-------- Supplied entries
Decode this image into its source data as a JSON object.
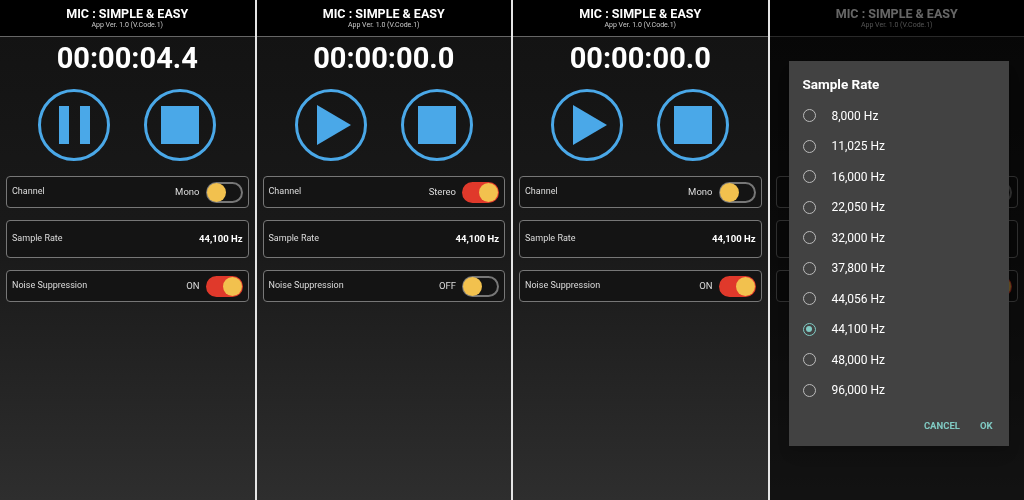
{
  "screens": [
    {
      "title": "MIC : SIMPLE & EASY",
      "version": "App Ver. 1.0 (V.Code.1)",
      "timer": "00:00:04.4",
      "buttons": [
        {
          "kind": "pause"
        },
        {
          "kind": "stop"
        }
      ],
      "dimmed": false,
      "settings": [
        {
          "kind": "toggle",
          "label": "Channel",
          "value": "Mono",
          "on": false
        },
        {
          "kind": "value",
          "label": "Sample Rate",
          "value": "44,100 Hz"
        },
        {
          "kind": "toggle",
          "label": "Noise Suppression",
          "value": "ON",
          "on": true
        }
      ]
    },
    {
      "title": "MIC : SIMPLE & EASY",
      "version": "App Ver. 1.0 (V.Code.1)",
      "timer": "00:00:00.0",
      "buttons": [
        {
          "kind": "play"
        },
        {
          "kind": "stop"
        }
      ],
      "dimmed": false,
      "settings": [
        {
          "kind": "toggle",
          "label": "Channel",
          "value": "Stereo",
          "on": true
        },
        {
          "kind": "value",
          "label": "Sample Rate",
          "value": "44,100 Hz"
        },
        {
          "kind": "toggle",
          "label": "Noise Suppression",
          "value": "OFF",
          "on": false
        }
      ]
    },
    {
      "title": "MIC : SIMPLE & EASY",
      "version": "App Ver. 1.0 (V.Code.1)",
      "timer": "00:00:00.0",
      "buttons": [
        {
          "kind": "play"
        },
        {
          "kind": "stop"
        }
      ],
      "dimmed": false,
      "settings": [
        {
          "kind": "toggle",
          "label": "Channel",
          "value": "Mono",
          "on": false
        },
        {
          "kind": "value",
          "label": "Sample Rate",
          "value": "44,100 Hz"
        },
        {
          "kind": "toggle",
          "label": "Noise Suppression",
          "value": "ON",
          "on": true
        }
      ]
    },
    {
      "title": "MIC : SIMPLE & EASY",
      "version": "App Ver. 1.0 (V.Code.1)",
      "dimmed": true,
      "settings": [
        {
          "kind": "toggle",
          "on": false
        },
        {
          "kind": "value"
        },
        {
          "kind": "toggle",
          "on": true
        }
      ],
      "dialog": {
        "title": "Sample Rate",
        "options": [
          {
            "label": "8,000 Hz",
            "selected": false
          },
          {
            "label": "11,025 Hz",
            "selected": false
          },
          {
            "label": "16,000 Hz",
            "selected": false
          },
          {
            "label": "22,050 Hz",
            "selected": false
          },
          {
            "label": "32,000 Hz",
            "selected": false
          },
          {
            "label": "37,800 Hz",
            "selected": false
          },
          {
            "label": "44,056 Hz",
            "selected": false
          },
          {
            "label": "44,100 Hz",
            "selected": true
          },
          {
            "label": "48,000 Hz",
            "selected": false
          },
          {
            "label": "96,000 Hz",
            "selected": false
          }
        ],
        "buttons": [
          "CANCEL",
          "OK"
        ]
      }
    }
  ]
}
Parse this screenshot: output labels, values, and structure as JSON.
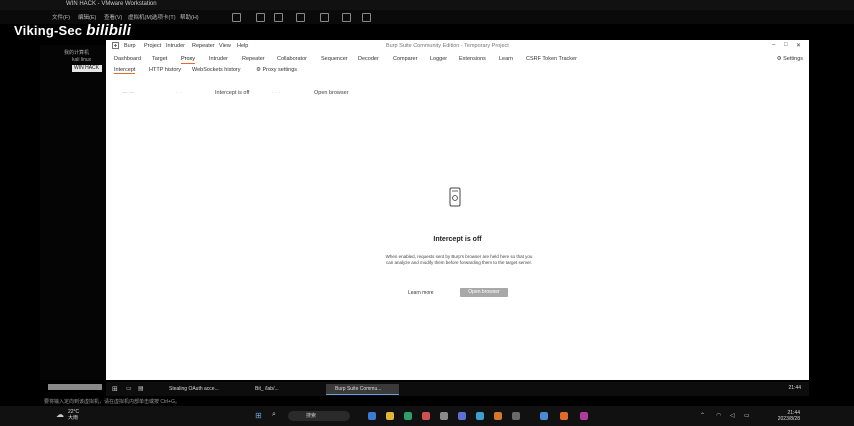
{
  "vm": {
    "title": "WIN HACK - VMware Workstation",
    "menu": [
      "文件(F)",
      "编辑(E)",
      "查看(V)",
      "虚拟机(M)",
      "选项卡(T)",
      "帮助(H)"
    ],
    "library_items": [
      "我的计算机",
      "kali linux",
      "WIN HACK"
    ],
    "library_selected": "WIN HACK"
  },
  "watermark": {
    "text": "Viking-Sec",
    "logo": "bilibili"
  },
  "burp": {
    "menu": [
      "Burp",
      "Project",
      "Intruder",
      "Repeater",
      "View",
      "Help"
    ],
    "window_title": "Burp Suite Community Edition - Temporary Project",
    "tabs": [
      "Dashboard",
      "Target",
      "Proxy",
      "Intruder",
      "Repeater",
      "Collaborator",
      "Sequencer",
      "Decoder",
      "Comparer",
      "Logger",
      "Extensions",
      "Learn",
      "CSRF Token Tracker"
    ],
    "active_tab": "Proxy",
    "settings_label": "Settings",
    "subtabs": [
      "Intercept",
      "HTTP history",
      "WebSockets history",
      "Proxy settings"
    ],
    "active_subtab": "Intercept",
    "toolbar": {
      "intercept_toggle": "Intercept is off",
      "open_browser": "Open browser"
    },
    "hero": {
      "title": "Intercept is off",
      "description": "When enabled, requests sent by Burp's browser are held here so that you can analyze and modify them before forwarding them to the target server.",
      "learn_more": "Learn more",
      "open_browser": "Open browser"
    }
  },
  "vm_taskbar": {
    "items": [
      "Stealing OAuth acce...",
      "Bit_ /lab/...",
      "Burp Suite Commu..."
    ],
    "active_index": 2,
    "clock": "21:44"
  },
  "statusbar": {
    "text": "要将输入定向到该虚拟机，请在虚拟机内部单击或按 Ctrl+G。"
  },
  "host_taskbar": {
    "weather_temp": "22°C",
    "weather_desc": "大雨",
    "search_placeholder": "搜索",
    "time": "21:44",
    "date": "2023/8/28"
  },
  "colors": {
    "accent": "#e86a2b",
    "button_gray": "#a8a8a8"
  }
}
----------------
## Goal of the exercise
Please output exactly the lines from the line containing "Parse this screenshot: output" through the last line of the records above, both included, and leave out any pictures.

## Result for this exercise
Parse this screenshot: output labels, values, and structure as JSON.
{
  "vm": {
    "title": "WIN HACK - VMware Workstation",
    "menu": [
      "文件(F)",
      "编辑(E)",
      "查看(V)",
      "虚拟机(M)",
      "选项卡(T)",
      "帮助(H)"
    ],
    "library_items": [
      "我的计算机",
      "kali linux",
      "WIN HACK"
    ],
    "library_selected": "WIN HACK"
  },
  "watermark": {
    "text": "Viking-Sec",
    "logo": "bilibili"
  },
  "burp": {
    "menu": [
      "Burp",
      "Project",
      "Intruder",
      "Repeater",
      "View",
      "Help"
    ],
    "window_title": "Burp Suite Community Edition - Temporary Project",
    "tabs": [
      "Dashboard",
      "Target",
      "Proxy",
      "Intruder",
      "Repeater",
      "Collaborator",
      "Sequencer",
      "Decoder",
      "Comparer",
      "Logger",
      "Extensions",
      "Learn",
      "CSRF Token Tracker"
    ],
    "active_tab": "Proxy",
    "settings_label": "Settings",
    "subtabs": [
      "Intercept",
      "HTTP history",
      "WebSockets history",
      "Proxy settings"
    ],
    "active_subtab": "Intercept",
    "toolbar": {
      "intercept_toggle": "Intercept is off",
      "open_browser": "Open browser"
    },
    "hero": {
      "title": "Intercept is off",
      "description": "When enabled, requests sent by Burp's browser are held here so that you can analyze and modify them before forwarding them to the target server.",
      "learn_more": "Learn more",
      "open_browser": "Open browser"
    }
  },
  "vm_taskbar": {
    "items": [
      "Stealing OAuth acce...",
      "Bit_ /lab/...",
      "Burp Suite Commu..."
    ],
    "active_index": 2,
    "clock": "21:44"
  },
  "statusbar": {
    "text": "要将输入定向到该虚拟机，请在虚拟机内部单击或按 Ctrl+G。"
  },
  "host_taskbar": {
    "weather_temp": "22°C",
    "weather_desc": "大雨",
    "search_placeholder": "搜索",
    "time": "21:44",
    "date": "2023/8/28"
  },
  "colors": {
    "accent": "#e86a2b",
    "button_gray": "#a8a8a8"
  }
}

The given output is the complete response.